▶ **Given instruction**
Provide the data again in its entirety, exactly as given.

=== Source data ===

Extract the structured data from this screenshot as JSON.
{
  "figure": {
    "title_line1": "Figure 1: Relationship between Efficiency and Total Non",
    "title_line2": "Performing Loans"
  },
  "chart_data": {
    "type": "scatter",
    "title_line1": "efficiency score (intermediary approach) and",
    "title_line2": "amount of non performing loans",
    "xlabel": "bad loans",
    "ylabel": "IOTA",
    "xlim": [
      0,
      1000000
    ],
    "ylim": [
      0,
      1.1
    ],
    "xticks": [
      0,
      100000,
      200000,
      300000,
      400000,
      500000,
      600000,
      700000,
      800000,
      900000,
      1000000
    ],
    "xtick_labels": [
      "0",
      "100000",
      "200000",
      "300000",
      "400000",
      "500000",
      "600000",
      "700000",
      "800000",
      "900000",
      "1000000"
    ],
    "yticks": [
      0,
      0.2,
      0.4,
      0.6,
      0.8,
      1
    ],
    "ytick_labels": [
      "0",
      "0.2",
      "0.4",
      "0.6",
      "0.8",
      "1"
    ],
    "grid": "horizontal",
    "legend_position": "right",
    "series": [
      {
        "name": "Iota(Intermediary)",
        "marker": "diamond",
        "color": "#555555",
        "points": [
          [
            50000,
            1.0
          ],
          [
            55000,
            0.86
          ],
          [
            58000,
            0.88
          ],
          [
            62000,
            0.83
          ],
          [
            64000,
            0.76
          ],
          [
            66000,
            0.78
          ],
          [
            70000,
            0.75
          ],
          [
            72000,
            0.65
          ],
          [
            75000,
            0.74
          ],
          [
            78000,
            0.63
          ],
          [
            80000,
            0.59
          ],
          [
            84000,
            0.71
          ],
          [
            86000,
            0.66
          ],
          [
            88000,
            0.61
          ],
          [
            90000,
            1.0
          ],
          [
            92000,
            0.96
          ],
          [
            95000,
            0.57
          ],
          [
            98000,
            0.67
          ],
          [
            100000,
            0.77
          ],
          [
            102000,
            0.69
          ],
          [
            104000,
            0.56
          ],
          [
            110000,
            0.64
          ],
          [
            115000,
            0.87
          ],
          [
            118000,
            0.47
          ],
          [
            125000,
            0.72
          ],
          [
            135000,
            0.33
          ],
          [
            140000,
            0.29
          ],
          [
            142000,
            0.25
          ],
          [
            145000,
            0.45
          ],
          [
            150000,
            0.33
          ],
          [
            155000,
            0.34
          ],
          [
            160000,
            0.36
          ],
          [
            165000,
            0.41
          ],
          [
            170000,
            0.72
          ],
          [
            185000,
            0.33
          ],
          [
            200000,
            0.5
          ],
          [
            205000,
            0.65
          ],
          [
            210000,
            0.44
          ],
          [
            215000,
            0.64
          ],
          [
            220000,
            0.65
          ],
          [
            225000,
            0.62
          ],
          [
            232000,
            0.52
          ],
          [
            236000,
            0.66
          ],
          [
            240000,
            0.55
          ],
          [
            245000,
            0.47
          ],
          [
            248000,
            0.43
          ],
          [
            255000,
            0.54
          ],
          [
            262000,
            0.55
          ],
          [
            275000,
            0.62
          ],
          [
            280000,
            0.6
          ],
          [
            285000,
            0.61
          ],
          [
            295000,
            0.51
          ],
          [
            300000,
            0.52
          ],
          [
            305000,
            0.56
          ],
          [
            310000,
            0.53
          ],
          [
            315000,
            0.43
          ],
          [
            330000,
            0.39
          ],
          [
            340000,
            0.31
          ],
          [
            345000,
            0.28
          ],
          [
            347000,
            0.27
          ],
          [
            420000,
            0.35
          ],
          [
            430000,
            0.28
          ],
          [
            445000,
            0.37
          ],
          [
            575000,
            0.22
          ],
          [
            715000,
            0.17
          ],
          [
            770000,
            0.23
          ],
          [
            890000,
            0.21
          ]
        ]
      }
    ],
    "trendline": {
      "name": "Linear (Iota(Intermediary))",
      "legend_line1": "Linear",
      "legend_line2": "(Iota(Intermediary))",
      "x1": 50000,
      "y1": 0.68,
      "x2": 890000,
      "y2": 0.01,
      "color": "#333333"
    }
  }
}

===

▶ **Written response**
Extract the structured data from this screenshot as JSON.
{
  "figure": {
    "title_line1": "Figure 1: Relationship between Efficiency and Total Non",
    "title_line2": "Performing Loans"
  },
  "chart_data": {
    "type": "scatter",
    "title_line1": "efficiency score (intermediary approach) and",
    "title_line2": "amount of non performing loans",
    "xlabel": "bad loans",
    "ylabel": "IOTA",
    "xlim": [
      0,
      1000000
    ],
    "ylim": [
      0,
      1.1
    ],
    "xticks": [
      0,
      100000,
      200000,
      300000,
      400000,
      500000,
      600000,
      700000,
      800000,
      900000,
      1000000
    ],
    "xtick_labels": [
      "0",
      "100000",
      "200000",
      "300000",
      "400000",
      "500000",
      "600000",
      "700000",
      "800000",
      "900000",
      "1000000"
    ],
    "yticks": [
      0,
      0.2,
      0.4,
      0.6,
      0.8,
      1
    ],
    "ytick_labels": [
      "0",
      "0.2",
      "0.4",
      "0.6",
      "0.8",
      "1"
    ],
    "grid": "horizontal",
    "legend_position": "right",
    "series": [
      {
        "name": "Iota(Intermediary)",
        "marker": "diamond",
        "color": "#555555",
        "points": [
          [
            50000,
            1.0
          ],
          [
            55000,
            0.86
          ],
          [
            58000,
            0.88
          ],
          [
            62000,
            0.83
          ],
          [
            64000,
            0.76
          ],
          [
            66000,
            0.78
          ],
          [
            70000,
            0.75
          ],
          [
            72000,
            0.65
          ],
          [
            75000,
            0.74
          ],
          [
            78000,
            0.63
          ],
          [
            80000,
            0.59
          ],
          [
            84000,
            0.71
          ],
          [
            86000,
            0.66
          ],
          [
            88000,
            0.61
          ],
          [
            90000,
            1.0
          ],
          [
            92000,
            0.96
          ],
          [
            95000,
            0.57
          ],
          [
            98000,
            0.67
          ],
          [
            100000,
            0.77
          ],
          [
            102000,
            0.69
          ],
          [
            104000,
            0.56
          ],
          [
            110000,
            0.64
          ],
          [
            115000,
            0.87
          ],
          [
            118000,
            0.47
          ],
          [
            125000,
            0.72
          ],
          [
            135000,
            0.33
          ],
          [
            140000,
            0.29
          ],
          [
            142000,
            0.25
          ],
          [
            145000,
            0.45
          ],
          [
            150000,
            0.33
          ],
          [
            155000,
            0.34
          ],
          [
            160000,
            0.36
          ],
          [
            165000,
            0.41
          ],
          [
            170000,
            0.72
          ],
          [
            185000,
            0.33
          ],
          [
            200000,
            0.5
          ],
          [
            205000,
            0.65
          ],
          [
            210000,
            0.44
          ],
          [
            215000,
            0.64
          ],
          [
            220000,
            0.65
          ],
          [
            225000,
            0.62
          ],
          [
            232000,
            0.52
          ],
          [
            236000,
            0.66
          ],
          [
            240000,
            0.55
          ],
          [
            245000,
            0.47
          ],
          [
            248000,
            0.43
          ],
          [
            255000,
            0.54
          ],
          [
            262000,
            0.55
          ],
          [
            275000,
            0.62
          ],
          [
            280000,
            0.6
          ],
          [
            285000,
            0.61
          ],
          [
            295000,
            0.51
          ],
          [
            300000,
            0.52
          ],
          [
            305000,
            0.56
          ],
          [
            310000,
            0.53
          ],
          [
            315000,
            0.43
          ],
          [
            330000,
            0.39
          ],
          [
            340000,
            0.31
          ],
          [
            345000,
            0.28
          ],
          [
            347000,
            0.27
          ],
          [
            420000,
            0.35
          ],
          [
            430000,
            0.28
          ],
          [
            445000,
            0.37
          ],
          [
            575000,
            0.22
          ],
          [
            715000,
            0.17
          ],
          [
            770000,
            0.23
          ],
          [
            890000,
            0.21
          ]
        ]
      }
    ],
    "trendline": {
      "name": "Linear (Iota(Intermediary))",
      "legend_line1": "Linear",
      "legend_line2": "(Iota(Intermediary))",
      "x1": 50000,
      "y1": 0.68,
      "x2": 890000,
      "y2": 0.01,
      "color": "#333333"
    }
  }
}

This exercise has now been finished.